[Data records]
- - - -

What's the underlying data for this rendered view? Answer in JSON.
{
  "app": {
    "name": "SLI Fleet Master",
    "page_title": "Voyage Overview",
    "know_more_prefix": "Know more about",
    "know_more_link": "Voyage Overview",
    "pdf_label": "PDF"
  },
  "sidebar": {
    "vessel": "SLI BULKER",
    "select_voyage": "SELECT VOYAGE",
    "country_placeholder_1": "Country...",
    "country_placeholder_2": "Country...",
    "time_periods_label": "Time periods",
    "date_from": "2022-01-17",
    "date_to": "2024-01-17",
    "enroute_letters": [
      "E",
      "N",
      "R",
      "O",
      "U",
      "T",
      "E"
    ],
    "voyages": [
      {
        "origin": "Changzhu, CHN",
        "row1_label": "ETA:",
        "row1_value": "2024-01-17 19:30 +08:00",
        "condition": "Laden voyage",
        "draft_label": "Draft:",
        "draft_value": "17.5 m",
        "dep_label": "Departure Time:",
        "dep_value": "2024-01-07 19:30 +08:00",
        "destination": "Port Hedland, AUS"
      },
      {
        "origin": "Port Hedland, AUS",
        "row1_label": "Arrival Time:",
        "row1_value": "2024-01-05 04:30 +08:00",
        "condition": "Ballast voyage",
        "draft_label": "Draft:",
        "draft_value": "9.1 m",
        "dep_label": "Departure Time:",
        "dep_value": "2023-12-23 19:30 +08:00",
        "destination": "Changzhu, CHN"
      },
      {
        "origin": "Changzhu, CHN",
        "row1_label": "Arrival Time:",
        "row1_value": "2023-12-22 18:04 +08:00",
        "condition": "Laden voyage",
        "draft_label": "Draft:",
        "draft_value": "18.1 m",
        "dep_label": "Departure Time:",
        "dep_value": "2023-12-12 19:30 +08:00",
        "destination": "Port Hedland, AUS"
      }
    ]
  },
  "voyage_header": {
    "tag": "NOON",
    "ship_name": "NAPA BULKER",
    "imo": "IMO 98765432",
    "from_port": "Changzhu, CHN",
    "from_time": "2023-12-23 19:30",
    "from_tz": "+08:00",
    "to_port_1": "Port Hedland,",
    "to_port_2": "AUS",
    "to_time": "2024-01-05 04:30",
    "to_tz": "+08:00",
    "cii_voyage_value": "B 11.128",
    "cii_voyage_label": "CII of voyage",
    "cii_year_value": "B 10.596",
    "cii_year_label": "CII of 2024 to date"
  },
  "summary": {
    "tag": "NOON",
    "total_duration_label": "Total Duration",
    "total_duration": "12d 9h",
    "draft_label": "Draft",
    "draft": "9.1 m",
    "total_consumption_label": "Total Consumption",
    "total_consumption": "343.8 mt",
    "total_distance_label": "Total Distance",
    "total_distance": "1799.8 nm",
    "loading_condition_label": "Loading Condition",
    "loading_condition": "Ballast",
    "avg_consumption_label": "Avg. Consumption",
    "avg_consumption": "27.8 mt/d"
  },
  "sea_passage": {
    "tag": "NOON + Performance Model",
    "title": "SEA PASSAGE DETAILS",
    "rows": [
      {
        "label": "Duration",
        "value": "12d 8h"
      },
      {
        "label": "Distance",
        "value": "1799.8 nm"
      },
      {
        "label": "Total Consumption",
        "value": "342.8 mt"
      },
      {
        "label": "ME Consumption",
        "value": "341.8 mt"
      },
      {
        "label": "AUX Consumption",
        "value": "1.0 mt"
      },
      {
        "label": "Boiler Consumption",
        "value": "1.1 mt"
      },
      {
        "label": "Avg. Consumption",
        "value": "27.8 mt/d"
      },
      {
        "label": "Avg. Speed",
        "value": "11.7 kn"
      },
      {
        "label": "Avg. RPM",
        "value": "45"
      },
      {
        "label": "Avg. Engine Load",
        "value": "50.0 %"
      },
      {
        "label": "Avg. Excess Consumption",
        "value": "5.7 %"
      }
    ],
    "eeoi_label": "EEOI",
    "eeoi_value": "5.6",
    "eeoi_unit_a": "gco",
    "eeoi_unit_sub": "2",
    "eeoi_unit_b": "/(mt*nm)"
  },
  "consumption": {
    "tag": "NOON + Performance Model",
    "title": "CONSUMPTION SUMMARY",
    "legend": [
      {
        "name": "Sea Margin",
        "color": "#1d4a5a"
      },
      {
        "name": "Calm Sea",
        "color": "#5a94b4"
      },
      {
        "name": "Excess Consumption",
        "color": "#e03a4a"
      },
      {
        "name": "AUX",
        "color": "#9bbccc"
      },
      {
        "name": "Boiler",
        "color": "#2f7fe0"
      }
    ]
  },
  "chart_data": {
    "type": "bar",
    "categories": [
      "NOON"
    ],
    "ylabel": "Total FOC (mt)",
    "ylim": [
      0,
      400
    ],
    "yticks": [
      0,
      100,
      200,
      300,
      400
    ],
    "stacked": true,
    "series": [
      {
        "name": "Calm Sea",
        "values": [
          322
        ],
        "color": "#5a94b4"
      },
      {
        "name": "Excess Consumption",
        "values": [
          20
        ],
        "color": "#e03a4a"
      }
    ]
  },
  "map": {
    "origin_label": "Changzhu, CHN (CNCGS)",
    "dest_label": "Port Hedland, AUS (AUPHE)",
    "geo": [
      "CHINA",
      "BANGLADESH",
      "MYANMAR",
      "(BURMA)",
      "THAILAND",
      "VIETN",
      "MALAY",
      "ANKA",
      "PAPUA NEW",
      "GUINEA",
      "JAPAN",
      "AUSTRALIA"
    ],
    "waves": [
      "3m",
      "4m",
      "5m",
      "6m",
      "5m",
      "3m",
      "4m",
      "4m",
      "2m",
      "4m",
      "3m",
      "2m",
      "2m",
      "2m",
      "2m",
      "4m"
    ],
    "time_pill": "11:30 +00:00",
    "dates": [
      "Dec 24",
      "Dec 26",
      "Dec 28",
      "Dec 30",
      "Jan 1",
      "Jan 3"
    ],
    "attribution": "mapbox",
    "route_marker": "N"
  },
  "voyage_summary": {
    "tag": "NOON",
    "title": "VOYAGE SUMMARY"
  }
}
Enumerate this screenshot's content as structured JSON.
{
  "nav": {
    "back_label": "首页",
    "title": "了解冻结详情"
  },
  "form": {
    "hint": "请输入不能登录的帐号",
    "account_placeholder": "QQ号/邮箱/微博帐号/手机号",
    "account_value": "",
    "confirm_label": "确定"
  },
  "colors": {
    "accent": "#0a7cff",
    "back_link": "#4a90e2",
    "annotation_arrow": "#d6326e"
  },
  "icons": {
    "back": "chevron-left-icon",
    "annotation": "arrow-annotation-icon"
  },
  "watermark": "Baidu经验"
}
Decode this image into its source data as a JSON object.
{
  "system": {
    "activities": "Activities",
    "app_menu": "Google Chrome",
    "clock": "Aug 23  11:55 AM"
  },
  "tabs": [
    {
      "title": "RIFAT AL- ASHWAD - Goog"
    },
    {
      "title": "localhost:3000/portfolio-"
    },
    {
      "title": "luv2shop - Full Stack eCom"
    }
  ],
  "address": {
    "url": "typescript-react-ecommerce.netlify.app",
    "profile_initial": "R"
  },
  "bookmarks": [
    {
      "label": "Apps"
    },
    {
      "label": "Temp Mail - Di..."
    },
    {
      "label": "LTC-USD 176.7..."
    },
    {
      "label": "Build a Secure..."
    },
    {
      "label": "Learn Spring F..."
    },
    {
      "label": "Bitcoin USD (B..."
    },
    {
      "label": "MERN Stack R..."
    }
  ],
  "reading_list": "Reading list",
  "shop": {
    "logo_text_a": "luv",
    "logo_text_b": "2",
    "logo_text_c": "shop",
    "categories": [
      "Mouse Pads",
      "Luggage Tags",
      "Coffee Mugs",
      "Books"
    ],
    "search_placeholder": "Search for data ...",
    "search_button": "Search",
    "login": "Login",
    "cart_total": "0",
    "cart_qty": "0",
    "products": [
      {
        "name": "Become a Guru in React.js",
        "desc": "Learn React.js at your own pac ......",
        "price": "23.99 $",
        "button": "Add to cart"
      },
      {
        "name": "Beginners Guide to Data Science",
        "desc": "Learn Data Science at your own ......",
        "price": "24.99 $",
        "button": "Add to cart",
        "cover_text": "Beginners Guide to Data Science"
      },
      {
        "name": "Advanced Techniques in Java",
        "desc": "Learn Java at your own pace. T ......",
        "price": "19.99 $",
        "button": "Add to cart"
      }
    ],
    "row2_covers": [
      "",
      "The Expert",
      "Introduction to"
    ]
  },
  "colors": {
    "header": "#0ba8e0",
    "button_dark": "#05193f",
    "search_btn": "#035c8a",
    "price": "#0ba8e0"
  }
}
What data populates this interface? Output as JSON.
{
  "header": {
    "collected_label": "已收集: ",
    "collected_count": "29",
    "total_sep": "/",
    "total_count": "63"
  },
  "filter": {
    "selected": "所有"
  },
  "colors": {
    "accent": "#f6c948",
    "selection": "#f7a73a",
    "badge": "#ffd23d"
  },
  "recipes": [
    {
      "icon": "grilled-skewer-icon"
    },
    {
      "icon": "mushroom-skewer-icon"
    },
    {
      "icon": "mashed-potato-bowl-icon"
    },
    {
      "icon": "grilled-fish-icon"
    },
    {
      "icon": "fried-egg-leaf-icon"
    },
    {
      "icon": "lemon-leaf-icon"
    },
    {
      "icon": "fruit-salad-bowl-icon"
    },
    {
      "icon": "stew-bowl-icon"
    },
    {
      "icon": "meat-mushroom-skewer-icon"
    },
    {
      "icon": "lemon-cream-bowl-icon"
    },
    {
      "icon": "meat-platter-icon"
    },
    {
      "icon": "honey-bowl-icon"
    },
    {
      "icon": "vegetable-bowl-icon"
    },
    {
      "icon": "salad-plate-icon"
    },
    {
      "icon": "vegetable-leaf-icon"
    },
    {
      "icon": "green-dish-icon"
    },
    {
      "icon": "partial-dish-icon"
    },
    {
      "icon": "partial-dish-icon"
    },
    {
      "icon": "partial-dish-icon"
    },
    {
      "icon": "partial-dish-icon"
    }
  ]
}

- - - -

**What you should do**
Please list every line of the records that contains "this".

**Correct answer**
What's the underlying data for this rendered view? Answer in JSON.
Enumerate this screenshot's content as structured JSON.
Decode this image into its source data as a JSON object.
What data populates this interface? Output as JSON.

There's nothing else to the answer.